Figure contents as structured data
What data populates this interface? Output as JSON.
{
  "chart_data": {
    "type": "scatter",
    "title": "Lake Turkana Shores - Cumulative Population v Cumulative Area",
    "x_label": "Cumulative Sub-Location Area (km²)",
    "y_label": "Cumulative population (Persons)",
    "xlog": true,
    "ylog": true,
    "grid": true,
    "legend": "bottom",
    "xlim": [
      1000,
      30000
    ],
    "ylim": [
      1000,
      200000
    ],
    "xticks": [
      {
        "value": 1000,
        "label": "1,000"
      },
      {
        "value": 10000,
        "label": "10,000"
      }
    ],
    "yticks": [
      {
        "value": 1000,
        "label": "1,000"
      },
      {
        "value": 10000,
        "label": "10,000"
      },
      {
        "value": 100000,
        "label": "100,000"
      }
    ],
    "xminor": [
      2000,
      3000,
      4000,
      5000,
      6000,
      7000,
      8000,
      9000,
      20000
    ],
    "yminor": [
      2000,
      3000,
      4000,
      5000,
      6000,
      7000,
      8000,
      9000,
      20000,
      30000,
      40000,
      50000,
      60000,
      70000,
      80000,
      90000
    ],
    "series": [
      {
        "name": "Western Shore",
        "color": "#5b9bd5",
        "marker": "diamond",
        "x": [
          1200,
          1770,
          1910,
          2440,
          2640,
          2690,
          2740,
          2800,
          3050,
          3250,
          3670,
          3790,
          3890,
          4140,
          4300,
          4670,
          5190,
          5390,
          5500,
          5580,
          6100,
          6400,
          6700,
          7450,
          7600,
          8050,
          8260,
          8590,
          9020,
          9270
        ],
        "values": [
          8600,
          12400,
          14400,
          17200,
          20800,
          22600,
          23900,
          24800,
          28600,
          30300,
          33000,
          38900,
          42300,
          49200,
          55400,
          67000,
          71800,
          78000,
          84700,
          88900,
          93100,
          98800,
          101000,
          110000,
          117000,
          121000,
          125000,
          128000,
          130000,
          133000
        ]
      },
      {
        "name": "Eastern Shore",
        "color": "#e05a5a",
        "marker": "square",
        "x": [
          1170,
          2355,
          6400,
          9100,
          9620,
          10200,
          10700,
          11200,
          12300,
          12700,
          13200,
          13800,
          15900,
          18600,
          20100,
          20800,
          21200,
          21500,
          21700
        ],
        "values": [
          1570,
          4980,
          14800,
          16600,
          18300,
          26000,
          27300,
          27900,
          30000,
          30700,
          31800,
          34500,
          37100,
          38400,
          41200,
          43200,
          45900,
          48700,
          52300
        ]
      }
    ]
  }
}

* _REQUIREMENTS_
Find each line holding the word "Cumulative" and copy it.

* _EXERCISE ANSWER_
    "title": "Lake Turkana Shores - Cumulative Population v Cumulative Area",
    "x_label": "Cumulative Sub-Location Area (km²)",
    "y_label": "Cumulative population (Persons)",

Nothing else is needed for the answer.